[Stored records]
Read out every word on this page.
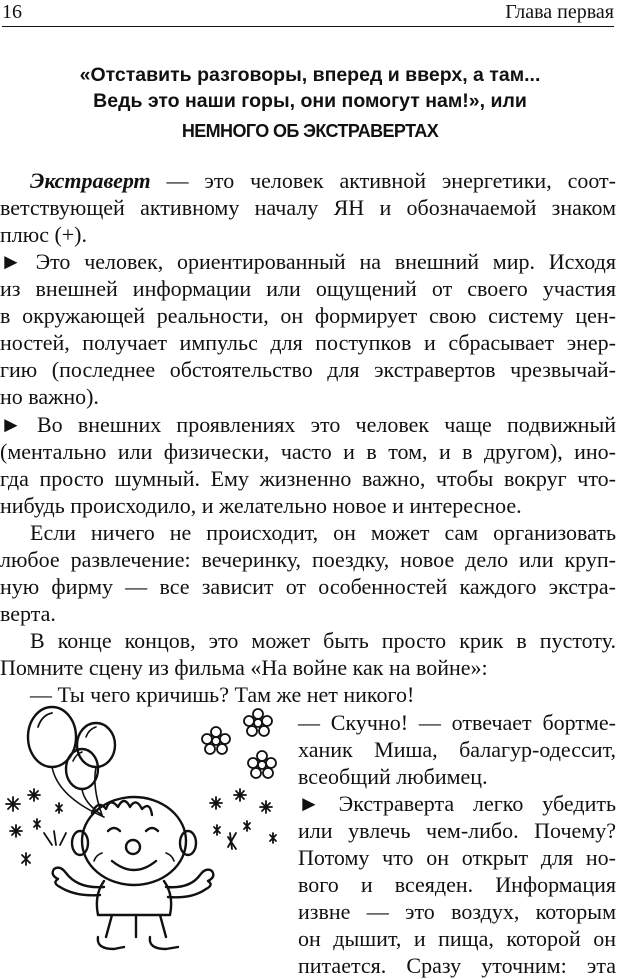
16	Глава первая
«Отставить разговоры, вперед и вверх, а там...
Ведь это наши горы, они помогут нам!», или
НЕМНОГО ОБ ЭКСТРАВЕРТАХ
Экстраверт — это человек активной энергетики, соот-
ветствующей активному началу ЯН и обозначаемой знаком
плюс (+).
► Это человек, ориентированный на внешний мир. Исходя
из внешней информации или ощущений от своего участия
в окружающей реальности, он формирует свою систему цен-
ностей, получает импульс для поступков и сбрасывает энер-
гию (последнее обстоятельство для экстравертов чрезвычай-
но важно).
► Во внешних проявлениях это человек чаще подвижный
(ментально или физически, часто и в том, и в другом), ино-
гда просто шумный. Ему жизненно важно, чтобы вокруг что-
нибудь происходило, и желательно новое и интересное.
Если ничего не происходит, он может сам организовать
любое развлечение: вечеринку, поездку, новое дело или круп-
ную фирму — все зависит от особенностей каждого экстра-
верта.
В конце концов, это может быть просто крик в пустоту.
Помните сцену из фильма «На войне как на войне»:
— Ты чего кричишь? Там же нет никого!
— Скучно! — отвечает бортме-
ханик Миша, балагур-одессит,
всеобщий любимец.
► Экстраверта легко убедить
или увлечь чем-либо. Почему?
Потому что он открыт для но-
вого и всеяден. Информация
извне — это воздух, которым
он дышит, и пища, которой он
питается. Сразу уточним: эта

--- To be done ---
Give back the entries verbatim. Do not include any picture.

--- Reply to the task ---
Read out every word on this page.
16	Глава первая
«Отставить разговоры, вперед и вверх, а там...
Ведь это наши горы, они помогут нам!», или
НЕМНОГО ОБ ЭКСТРАВЕРТАХ
Экстраверт — это человек активной энергетики, соот-
ветствующей активному началу ЯН и обозначаемой знаком
плюс (+).
► Это человек, ориентированный на внешний мир. Исходя
из внешней информации или ощущений от своего участия
в окружающей реальности, он формирует свою систему цен-
ностей, получает импульс для поступков и сбрасывает энер-
гию (последнее обстоятельство для экстравертов чрезвычай-
но важно).
► Во внешних проявлениях это человек чаще подвижный
(ментально или физически, часто и в том, и в другом), ино-
гда просто шумный. Ему жизненно важно, чтобы вокруг что-
нибудь происходило, и желательно новое и интересное.
Если ничего не происходит, он может сам организовать
любое развлечение: вечеринку, поездку, новое дело или круп-
ную фирму — все зависит от особенностей каждого экстра-
верта.
В конце концов, это может быть просто крик в пустоту.
Помните сцену из фильма «На войне как на войне»:
— Ты чего кричишь? Там же нет никого!
— Скучно! — отвечает бортме-
ханик Миша, балагур-одессит,
всеобщий любимец.
► Экстраверта легко убедить
или увлечь чем-либо. Почему?
Потому что он открыт для но-
вого и всеяден. Информация
извне — это воздух, которым
он дышит, и пища, которой он
питается. Сразу уточним: эта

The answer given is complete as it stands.